### 节选文本:
+ + + + +
不同地区、族群的历史、传统、习惯等要素塑造了不同的文明,不同的文明塑造了不同的文明观。文明观在现实的政治、外交、军事、经济上都会有不同的反映。各种人类文明在价值上是平等的,都各有千秋,也各有不足。世界上不存在十全十美的文明,也不存在一无是处的文明,文明没有高低、优劣之分。对于文明之间存在的差异,这种差异不应该成为交流的障碍,更不能成为对抗的理由。我们应该少一点傲慢和偏见、多一些尊重和包容,拥抱世界的丰富多样,努力做到求同存异、取长补短,谋求和谐共处、合作共赢。在西方文明仍占据强势地位的当今世界,我们必须深刻了解包括西方文明在内的其他文明的文明观,做到“知已知彼,百战不殆”,使中华民族立于不败之地。

冲突的历史塑造了西方文明观

当今世界,西方文明依然占据优势地位,西方文明观建立在西方文明的发展历程中。西方文明观最为流行的观点是美国学者享廷顿提出的文明冲突论,以及近代西方流行的白人优越论和在此基础上形成的文明优越论。无论是文明冲突论,还是文明优越论,其核心都是将西方文明放在其他文明之上,认为世界上不同文明之间必然爆发冲突。在这样的文明观下,在现实政治、外交、军事等领域又引申出所谓“修昔底德陷阱”,认为新兴强国必然与守成强国发生冲突。以美国为首的西方国家把“修昔底德陷阱”当成现实世界写照,并按这一写照制定对外政策,足见文明观对政治、军事、外交等领域的影响有多么强烈。

西方文明观认为文明之间会产生冲突,“冲突”是这一文明观的核心概念。这种观念的产生既与西方文明内部的长期冲突有关,也与西方历史上基督教世界与非基督教世界的冲突有关。可以说,西方文明是基督教教义和战争交织下产生的文明,始终伴随着冲突和流血。这种独特的历史塑造了西方文明及其文明观,简单来说,西方历史在神权政治的主引下衍生出七大冲突,即神权与世俗政权的冲突、旧教与新教的冲突、社会内部各阶层的冲突、西方文明形态下国家与国家间的冲突、国家与社会的冲突、西方文明与伊斯兰文明的冲突、西方文明与其他文明的冲突。这七大冲突与西方的历史如影随形,伴随始终。这七大冲突的产生、发展背景证明为何冲突论会成为西方文明观的核心要义。

公元五世纪中叶,西罗马帝国崩溃,原来遍及帝国上下的行政管理体系崩塌,西欧陷入分裂和混乱当中,各地区由国王、大公等大大小小的封建领主统治。原来的行政体系虽然崩塌,但此前形成的基督教体系早已遍及西欧,这一体系在剧烈的动荡中不但没有受损,反而成为唯一可以在西欧全境发挥作用和影响的体系,神权的影响在这一时期远远大于世俗政权的影响,成为主导西欧地区的权力支柱。
+ + + + +
### 所给数据:
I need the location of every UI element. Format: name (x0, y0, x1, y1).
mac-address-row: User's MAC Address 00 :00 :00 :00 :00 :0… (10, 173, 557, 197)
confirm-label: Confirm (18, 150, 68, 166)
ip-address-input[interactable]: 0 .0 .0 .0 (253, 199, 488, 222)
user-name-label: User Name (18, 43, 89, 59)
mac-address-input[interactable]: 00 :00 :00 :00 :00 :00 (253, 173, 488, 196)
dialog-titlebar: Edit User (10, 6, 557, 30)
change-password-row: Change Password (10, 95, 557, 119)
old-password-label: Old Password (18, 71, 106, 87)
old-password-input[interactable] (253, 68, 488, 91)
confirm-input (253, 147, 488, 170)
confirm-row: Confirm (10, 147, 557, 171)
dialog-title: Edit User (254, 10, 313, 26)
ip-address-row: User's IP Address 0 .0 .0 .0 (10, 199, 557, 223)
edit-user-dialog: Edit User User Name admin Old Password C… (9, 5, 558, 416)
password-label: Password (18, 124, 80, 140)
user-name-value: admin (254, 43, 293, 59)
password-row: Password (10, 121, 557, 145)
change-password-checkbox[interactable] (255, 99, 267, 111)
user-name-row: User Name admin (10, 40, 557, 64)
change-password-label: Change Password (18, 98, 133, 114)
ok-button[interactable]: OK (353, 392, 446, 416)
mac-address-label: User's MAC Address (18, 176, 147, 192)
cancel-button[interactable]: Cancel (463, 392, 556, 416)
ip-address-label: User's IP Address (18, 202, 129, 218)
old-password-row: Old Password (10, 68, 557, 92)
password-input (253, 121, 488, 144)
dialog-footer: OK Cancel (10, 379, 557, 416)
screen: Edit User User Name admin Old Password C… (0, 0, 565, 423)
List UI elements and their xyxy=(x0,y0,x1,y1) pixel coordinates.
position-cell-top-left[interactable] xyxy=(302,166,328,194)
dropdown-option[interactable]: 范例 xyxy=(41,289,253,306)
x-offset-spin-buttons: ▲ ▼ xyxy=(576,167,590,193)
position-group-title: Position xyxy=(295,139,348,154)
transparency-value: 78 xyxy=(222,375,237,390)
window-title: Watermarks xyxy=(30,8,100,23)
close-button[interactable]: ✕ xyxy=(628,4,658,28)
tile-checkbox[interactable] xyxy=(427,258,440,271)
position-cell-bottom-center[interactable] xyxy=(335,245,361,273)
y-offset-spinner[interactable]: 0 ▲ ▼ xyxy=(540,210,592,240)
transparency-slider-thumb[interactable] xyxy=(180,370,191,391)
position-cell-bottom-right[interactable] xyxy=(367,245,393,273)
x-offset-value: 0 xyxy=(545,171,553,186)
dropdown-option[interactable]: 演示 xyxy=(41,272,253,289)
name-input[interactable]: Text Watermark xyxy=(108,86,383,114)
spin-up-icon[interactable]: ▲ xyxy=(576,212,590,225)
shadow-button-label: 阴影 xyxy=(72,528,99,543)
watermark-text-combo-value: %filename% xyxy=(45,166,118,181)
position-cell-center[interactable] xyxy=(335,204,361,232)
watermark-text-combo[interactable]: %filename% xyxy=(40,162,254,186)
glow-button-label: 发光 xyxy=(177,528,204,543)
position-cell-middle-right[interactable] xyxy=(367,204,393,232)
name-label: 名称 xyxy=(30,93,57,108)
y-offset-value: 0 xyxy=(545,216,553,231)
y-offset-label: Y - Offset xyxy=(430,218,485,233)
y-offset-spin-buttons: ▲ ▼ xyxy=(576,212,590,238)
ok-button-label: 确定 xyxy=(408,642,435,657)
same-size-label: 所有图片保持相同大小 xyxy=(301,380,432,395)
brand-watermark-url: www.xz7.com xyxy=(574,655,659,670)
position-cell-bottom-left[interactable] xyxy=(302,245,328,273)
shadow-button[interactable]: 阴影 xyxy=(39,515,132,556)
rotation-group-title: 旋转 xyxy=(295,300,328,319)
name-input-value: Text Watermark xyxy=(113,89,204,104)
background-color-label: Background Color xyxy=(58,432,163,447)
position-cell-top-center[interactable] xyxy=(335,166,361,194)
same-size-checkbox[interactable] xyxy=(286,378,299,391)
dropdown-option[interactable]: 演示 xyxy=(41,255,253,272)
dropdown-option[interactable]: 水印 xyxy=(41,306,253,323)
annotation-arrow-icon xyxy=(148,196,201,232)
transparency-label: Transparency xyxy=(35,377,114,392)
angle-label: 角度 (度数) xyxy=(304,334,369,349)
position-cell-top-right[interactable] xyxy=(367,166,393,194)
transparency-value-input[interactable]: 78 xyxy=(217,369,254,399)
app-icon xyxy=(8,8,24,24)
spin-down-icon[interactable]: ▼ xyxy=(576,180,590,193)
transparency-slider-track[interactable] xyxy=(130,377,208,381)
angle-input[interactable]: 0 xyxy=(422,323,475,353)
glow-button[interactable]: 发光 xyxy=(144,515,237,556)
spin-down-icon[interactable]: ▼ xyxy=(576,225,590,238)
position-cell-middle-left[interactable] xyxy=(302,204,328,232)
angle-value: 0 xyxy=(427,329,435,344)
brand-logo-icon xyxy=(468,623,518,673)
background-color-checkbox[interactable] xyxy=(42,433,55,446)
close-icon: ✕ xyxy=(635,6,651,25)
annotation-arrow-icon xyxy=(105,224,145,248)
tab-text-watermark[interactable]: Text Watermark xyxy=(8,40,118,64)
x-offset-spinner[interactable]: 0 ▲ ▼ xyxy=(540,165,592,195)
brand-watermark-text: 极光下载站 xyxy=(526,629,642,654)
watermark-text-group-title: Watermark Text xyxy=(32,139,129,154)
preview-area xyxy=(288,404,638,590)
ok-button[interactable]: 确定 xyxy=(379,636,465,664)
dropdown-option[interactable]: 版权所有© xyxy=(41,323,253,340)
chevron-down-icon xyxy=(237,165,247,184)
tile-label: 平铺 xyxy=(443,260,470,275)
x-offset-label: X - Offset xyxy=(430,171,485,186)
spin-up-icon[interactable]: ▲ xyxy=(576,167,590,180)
+ + + + +
### 任务目标:
- A) 请原样抄录节选文本中从“冲突的历史塑造了西方文明观”起、到“会成为西方文明观的核心要义。”为止(含这几个字)的部分。
- B) 请根据节选文本回答下列问题:
(i)按照文中的说法,文明之间有没有高低、优劣之分?
(ii)文中称什么是西方文明观的核心概念?
(iii)西罗马帝国在什么时候崩溃?

### 参考答案:
- A)
冲突的历史塑造了西方文明观

当今世界,西方文明依然占据优势地位,西方文明观建立在西方文明的发展历程中。西方文明观最为流行的观点是美国学者享廷顿提出的文明冲突论,以及近代西方流行的白人优越论和在此基础上形成的文明优越论。无论是文明冲突论,还是文明优越论,其核心都是将西方文明放在其他文明之上,认为世界上不同文明之间必然爆发冲突。在这样的文明观下,在现实政治、外交、军事等领域又引申出所谓“修昔底德陷阱”,认为新兴强国必然与守成强国发生冲突。以美国为首的西方国家把“修昔底德陷阱”当成现实世界写照,并按这一写照制定对外政策,足见文明观对政治、军事、外交等领域的影响有多么强烈。

西方文明观认为文明之间会产生冲突,“冲突”是这一文明观的核心概念。这种观念的产生既与西方文明内部的长期冲突有关,也与西方历史上基督教世界与非基督教世界的冲突有关。可以说,西方文明是基督教教义和战争交织下产生的文明,始终伴随着冲突和流血。这种独特的历史塑造了西方文明及其文明观,简单来说,西方历史在神权政治的主引下衍生出七大冲突,即神权与世俗政权的冲突、旧教与新教的冲突、社会内部各阶层的冲突、西方文明形态下国家与国家间的冲突、国家与社会的冲突、西方文明与伊斯兰文明的冲突、西方文明与其他文明的冲突。这七大冲突与西方的历史如影随形,伴随始终。这七大冲突的产生、发展背景证明为何冲突论会成为西方文明观的核心要义。

- B)
(i)没有,文明没有高低、优劣之分。
(ii)“冲突”。
(iii)公元五世纪中叶。